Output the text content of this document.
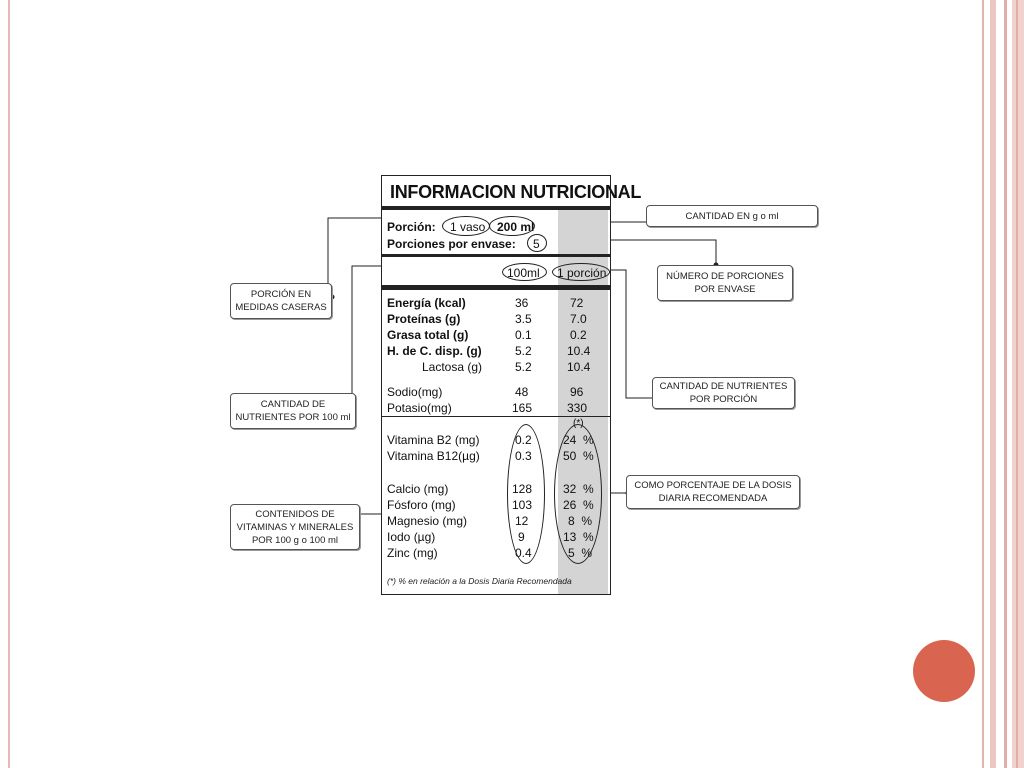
INFORMACION NUTRICIONAL
Porción: 1 vaso 200 ml
Porciones por envase: 5
100ml 1 porción
Energía (kcal)	36	72
Proteínas (g)	3.5	7.0
Grasa total (g)	0.1	0.2
H. de C. disp. (g)	5.2	10.4
Lactosa (g)	5.2	10.4
Sodio(mg)	48	96
Potasio(mg)	165	330
(*)
Vitamina B2 (mg)	0.2	24  %
Vitamina B12(µg)	0.3	50  %
Calcio (mg)	128	32  %
Fósforo (mg)	103	26  %
Magnesio (mg)	12	8  %
Iodo (µg)	9	13  %
Zinc (mg)	0.4	5  %
(*) % en relación a la Dosis Diaria Recomendada
CANTIDAD EN g o ml
PORCIÓN EN MEDIDAS CASERAS
NÚMERO DE PORCIONES POR ENVASE
CANTIDAD DE NUTRIENTES POR 100 ml
CANTIDAD DE NUTRIENTES POR PORCIÓN
COMO PORCENTAJE DE LA DOSIS DIARIA RECOMENDADA
CONTENIDOS DE VITAMINAS Y MINERALES POR 100 g o 100 ml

┄┄┄┄┄┄

| WORK TO COMPLETE |
Reproduce every entry exactly, but omit each picture.

| RESULT OF THIS TASK |
Output the text content of this document.
INFORMACION NUTRICIONAL
Porción: 1 vaso 200 ml
Porciones por envase: 5
100ml 1 porción
Energía (kcal)	36	72
Proteínas (g)	3.5	7.0
Grasa total (g)	0.1	0.2
H. de C. disp. (g)	5.2	10.4
Lactosa (g)	5.2	10.4
Sodio(mg)	48	96
Potasio(mg)	165	330
(*)
Vitamina B2 (mg)	0.2	24  %
Vitamina B12(µg)	0.3	50  %
Calcio (mg)	128	32  %
Fósforo (mg)	103	26  %
Magnesio (mg)	12	8  %
Iodo (µg)	9	13  %
Zinc (mg)	0.4	5  %
(*) % en relación a la Dosis Diaria Recomendada
CANTIDAD EN g o ml
PORCIÓN EN MEDIDAS CASERAS
NÚMERO DE PORCIONES POR ENVASE
CANTIDAD DE NUTRIENTES POR 100 ml
CANTIDAD DE NUTRIENTES POR PORCIÓN
COMO PORCENTAJE DE LA DOSIS DIARIA RECOMENDADA
CONTENIDOS DE VITAMINAS Y MINERALES POR 100 g o 100 ml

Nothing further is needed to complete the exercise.